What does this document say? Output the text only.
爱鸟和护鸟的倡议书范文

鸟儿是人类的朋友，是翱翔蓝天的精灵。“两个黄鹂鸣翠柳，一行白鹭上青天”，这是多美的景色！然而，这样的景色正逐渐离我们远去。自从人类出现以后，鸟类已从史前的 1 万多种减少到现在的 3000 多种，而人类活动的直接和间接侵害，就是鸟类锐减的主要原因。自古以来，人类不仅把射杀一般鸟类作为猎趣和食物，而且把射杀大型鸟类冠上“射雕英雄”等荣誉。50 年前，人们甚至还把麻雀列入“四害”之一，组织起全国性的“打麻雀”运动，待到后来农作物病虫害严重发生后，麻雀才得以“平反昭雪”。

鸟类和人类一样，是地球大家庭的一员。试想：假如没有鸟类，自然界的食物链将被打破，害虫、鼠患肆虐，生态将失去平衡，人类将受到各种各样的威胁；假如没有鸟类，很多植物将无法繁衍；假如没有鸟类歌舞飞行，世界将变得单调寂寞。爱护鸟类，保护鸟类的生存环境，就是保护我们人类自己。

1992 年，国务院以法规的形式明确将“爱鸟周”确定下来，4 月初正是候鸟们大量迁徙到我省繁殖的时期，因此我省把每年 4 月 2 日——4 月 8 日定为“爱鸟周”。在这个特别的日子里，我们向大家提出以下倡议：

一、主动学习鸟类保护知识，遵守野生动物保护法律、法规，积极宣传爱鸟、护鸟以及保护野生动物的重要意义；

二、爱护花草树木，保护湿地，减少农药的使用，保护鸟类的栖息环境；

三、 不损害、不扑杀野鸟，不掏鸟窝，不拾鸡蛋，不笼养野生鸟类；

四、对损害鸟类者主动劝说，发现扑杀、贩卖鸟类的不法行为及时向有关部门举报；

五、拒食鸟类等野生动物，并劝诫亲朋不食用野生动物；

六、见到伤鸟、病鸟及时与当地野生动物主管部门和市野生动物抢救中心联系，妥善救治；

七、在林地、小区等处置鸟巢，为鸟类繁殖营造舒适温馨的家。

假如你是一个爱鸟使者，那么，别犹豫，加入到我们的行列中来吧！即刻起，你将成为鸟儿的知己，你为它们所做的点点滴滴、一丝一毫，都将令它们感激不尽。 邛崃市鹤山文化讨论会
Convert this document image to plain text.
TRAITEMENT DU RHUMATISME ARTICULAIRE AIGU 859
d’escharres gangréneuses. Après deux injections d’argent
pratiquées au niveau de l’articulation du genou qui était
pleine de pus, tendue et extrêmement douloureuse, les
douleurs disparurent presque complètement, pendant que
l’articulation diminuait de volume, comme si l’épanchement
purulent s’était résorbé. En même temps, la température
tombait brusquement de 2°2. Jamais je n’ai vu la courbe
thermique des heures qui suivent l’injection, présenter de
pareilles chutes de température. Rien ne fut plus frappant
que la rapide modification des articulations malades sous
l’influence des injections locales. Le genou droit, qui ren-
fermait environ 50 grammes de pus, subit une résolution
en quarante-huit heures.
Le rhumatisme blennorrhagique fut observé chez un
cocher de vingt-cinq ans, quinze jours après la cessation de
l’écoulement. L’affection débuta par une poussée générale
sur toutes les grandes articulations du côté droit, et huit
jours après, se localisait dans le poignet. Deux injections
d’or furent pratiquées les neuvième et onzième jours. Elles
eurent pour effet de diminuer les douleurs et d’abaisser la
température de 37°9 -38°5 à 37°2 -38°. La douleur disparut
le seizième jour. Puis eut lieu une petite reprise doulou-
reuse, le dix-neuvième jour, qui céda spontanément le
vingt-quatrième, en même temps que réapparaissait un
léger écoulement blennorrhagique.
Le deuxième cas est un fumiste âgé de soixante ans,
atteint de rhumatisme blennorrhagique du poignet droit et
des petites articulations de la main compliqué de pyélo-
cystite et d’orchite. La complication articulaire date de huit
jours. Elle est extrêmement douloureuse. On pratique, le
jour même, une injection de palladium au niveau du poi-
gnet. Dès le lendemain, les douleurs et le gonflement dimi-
━━━
[REQUIRED WORK]
Copy out the lines that hold "extrêmement".

[RESPONSE]
pleine de pus, tendue et extrêmement douloureuse, les
jours. Elle est extrêmement douloureuse. On pratique, le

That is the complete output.